> **Ziel der Aufgabe**
Wie lautet die Stelle aus dem Textauszug zur Kurzschlussfestigkeit von Kabeln, beginnend bei „Für Kunststoffkabel kann“ und endend bei „Lltg zu berechnen.“, wenn „Kabelhersteller“ durch „Kabellieferanten“ ersetzt wird?

Für Kunststoffkabel kann grundsätzlich eine zulässige Durchbiegung von 5% in Bezug auf die Einspannlänge verwendet werden. Auch hier ist es jedoch sinnvoll, sich mit dem Kabelhersteller abzusprechen.
Es stellt sich nun noch die Frage, ob die vorgeschalteten Schutzorgane bei auftretenden Kurzschlussströmen so schnell auslösen, dass sich die Leiterschleifen nicht induzieren und dass sich die Kräfte nicht aufbauen können. Dazu ist die Gesamtzeit bis zur vollständigen Induktion des Impedanznetzwerks zu berechnen. Hierzu sind vorgängig die Leitungsresistanzen Rltg und Leitungsinduktivitäten Lltg zu berechnen.

> **Bereitgestelltes Material**
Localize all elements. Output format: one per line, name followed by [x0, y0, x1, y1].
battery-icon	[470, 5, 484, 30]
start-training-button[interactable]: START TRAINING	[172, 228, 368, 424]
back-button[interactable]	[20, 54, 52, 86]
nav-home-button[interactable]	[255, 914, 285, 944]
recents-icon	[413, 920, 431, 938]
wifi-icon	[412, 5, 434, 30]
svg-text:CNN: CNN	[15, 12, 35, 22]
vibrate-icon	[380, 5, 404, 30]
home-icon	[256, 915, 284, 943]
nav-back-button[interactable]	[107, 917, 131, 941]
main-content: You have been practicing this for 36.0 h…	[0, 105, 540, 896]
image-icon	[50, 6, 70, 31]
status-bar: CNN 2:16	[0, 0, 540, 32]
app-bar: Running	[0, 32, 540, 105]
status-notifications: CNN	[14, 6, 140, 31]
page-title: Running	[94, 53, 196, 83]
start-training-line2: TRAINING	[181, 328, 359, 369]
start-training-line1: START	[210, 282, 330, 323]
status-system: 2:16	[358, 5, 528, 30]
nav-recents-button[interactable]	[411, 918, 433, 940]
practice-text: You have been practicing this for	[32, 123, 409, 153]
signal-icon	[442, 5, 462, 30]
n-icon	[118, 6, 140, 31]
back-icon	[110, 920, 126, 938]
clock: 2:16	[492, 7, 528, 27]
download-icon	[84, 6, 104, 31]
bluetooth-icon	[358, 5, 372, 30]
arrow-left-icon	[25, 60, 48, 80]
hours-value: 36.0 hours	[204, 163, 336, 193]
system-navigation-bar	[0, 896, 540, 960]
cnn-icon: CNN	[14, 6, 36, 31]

> **Antwort zur Aufgabe**
Für Kunststoffkabel kann grundsätzlich eine zulässige Durchbiegung von 5% in Bezug auf die Einspannlänge verwendet werden. Auch hier ist es jedoch sinnvoll, sich mit dem Kabellieferanten abzusprechen.
Es stellt sich nun noch die Frage, ob die vorgeschalteten Schutzorgane bei auftretenden Kurzschlussströmen so schnell auslösen, dass sich die Leiterschleifen nicht induzieren und dass sich die Kräfte nicht aufbauen können. Dazu ist die Gesamtzeit bis zur vollständigen Induktion des Impedanznetzwerks zu berechnen. Hierzu sind vorgängig die Leitungsresistanzen Rltg und Leitungsinduktivitäten Lltg zu berechnen.